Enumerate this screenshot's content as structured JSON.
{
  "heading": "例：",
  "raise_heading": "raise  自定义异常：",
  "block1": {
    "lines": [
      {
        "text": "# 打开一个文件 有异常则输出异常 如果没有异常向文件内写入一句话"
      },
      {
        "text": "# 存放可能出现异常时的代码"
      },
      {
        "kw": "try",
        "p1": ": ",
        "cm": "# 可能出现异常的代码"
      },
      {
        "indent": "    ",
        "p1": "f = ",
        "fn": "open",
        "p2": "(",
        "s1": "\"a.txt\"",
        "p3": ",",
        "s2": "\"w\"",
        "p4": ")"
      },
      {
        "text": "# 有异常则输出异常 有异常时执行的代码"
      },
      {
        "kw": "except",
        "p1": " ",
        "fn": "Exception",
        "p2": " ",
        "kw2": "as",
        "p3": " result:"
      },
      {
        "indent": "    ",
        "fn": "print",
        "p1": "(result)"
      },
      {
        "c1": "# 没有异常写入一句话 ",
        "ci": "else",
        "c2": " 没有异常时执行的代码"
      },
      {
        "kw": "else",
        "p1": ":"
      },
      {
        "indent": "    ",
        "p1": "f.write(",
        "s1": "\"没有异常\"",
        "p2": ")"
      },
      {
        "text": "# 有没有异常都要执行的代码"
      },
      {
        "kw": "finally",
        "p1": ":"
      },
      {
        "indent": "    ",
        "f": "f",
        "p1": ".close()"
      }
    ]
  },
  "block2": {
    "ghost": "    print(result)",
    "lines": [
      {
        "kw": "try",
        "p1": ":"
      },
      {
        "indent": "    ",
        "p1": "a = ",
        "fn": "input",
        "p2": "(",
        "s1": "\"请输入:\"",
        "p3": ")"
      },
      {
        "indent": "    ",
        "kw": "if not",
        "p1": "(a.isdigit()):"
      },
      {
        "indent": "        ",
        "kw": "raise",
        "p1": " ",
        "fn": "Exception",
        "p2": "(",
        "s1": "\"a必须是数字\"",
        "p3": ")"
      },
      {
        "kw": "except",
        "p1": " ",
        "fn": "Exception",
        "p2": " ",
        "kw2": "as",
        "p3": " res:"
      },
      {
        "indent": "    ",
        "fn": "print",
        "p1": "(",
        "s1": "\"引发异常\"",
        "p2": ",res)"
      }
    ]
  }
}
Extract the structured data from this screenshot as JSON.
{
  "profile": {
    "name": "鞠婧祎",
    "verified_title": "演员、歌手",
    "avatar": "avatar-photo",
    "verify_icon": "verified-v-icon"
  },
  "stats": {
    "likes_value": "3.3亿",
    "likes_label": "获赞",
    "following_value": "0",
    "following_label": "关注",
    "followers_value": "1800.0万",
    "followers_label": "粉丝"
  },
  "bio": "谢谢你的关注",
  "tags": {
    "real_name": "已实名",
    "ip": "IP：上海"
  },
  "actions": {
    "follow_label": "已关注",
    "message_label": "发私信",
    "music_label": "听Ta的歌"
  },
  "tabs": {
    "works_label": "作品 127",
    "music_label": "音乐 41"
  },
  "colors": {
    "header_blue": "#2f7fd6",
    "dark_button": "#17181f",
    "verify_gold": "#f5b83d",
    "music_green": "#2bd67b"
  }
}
........
• Problem statement
Return all of the data exactly as it reads.

• Written solution
Enumerate this screenshot's content as structured JSON.
{
  "heading": "例：",
  "raise_heading": "raise  自定义异常：",
  "block1": {
    "lines": [
      {
        "text": "# 打开一个文件 有异常则输出异常 如果没有异常向文件内写入一句话"
      },
      {
        "text": "# 存放可能出现异常时的代码"
      },
      {
        "kw": "try",
        "p1": ": ",
        "cm": "# 可能出现异常的代码"
      },
      {
        "indent": "    ",
        "p1": "f = ",
        "fn": "open",
        "p2": "(",
        "s1": "\"a.txt\"",
        "p3": ",",
        "s2": "\"w\"",
        "p4": ")"
      },
      {
        "text": "# 有异常则输出异常 有异常时执行的代码"
      },
      {
        "kw": "except",
        "p1": " ",
        "fn": "Exception",
        "p2": " ",
        "kw2": "as",
        "p3": " result:"
      },
      {
        "indent": "    ",
        "fn": "print",
        "p1": "(result)"
      },
      {
        "c1": "# 没有异常写入一句话 ",
        "ci": "else",
        "c2": " 没有异常时执行的代码"
      },
      {
        "kw": "else",
        "p1": ":"
      },
      {
        "indent": "    ",
        "p1": "f.write(",
        "s1": "\"没有异常\"",
        "p2": ")"
      },
      {
        "text": "# 有没有异常都要执行的代码"
      },
      {
        "kw": "finally",
        "p1": ":"
      },
      {
        "indent": "    ",
        "f": "f",
        "p1": ".close()"
      }
    ]
  },
  "block2": {
    "ghost": "    print(result)",
    "lines": [
      {
        "kw": "try",
        "p1": ":"
      },
      {
        "indent": "    ",
        "p1": "a = ",
        "fn": "input",
        "p2": "(",
        "s1": "\"请输入:\"",
        "p3": ")"
      },
      {
        "indent": "    ",
        "kw": "if not",
        "p1": "(a.isdigit()):"
      },
      {
        "indent": "        ",
        "kw": "raise",
        "p1": " ",
        "fn": "Exception",
        "p2": "(",
        "s1": "\"a必须是数字\"",
        "p3": ")"
      },
      {
        "kw": "except",
        "p1": " ",
        "fn": "Exception",
        "p2": " ",
        "kw2": "as",
        "p3": " res:"
      },
      {
        "indent": "    ",
        "fn": "print",
        "p1": "(",
        "s1": "\"引发异常\"",
        "p2": ",res)"
      }
    ]
  }
}
Extract the structured data from this screenshot as JSON.
{
  "profile": {
    "name": "鞠婧祎",
    "verified_title": "演员、歌手",
    "avatar": "avatar-photo",
    "verify_icon": "verified-v-icon"
  },
  "stats": {
    "likes_value": "3.3亿",
    "likes_label": "获赞",
    "following_value": "0",
    "following_label": "关注",
    "followers_value": "1800.0万",
    "followers_label": "粉丝"
  },
  "bio": "谢谢你的关注",
  "tags": {
    "real_name": "已实名",
    "ip": "IP：上海"
  },
  "actions": {
    "follow_label": "已关注",
    "message_label": "发私信",
    "music_label": "听Ta的歌"
  },
  "tabs": {
    "works_label": "作品 127",
    "music_label": "音乐 41"
  },
  "colors": {
    "header_blue": "#2f7fd6",
    "dark_button": "#17181f",
    "verify_gold": "#f5b83d",
    "music_green": "#2bd67b"
  }
}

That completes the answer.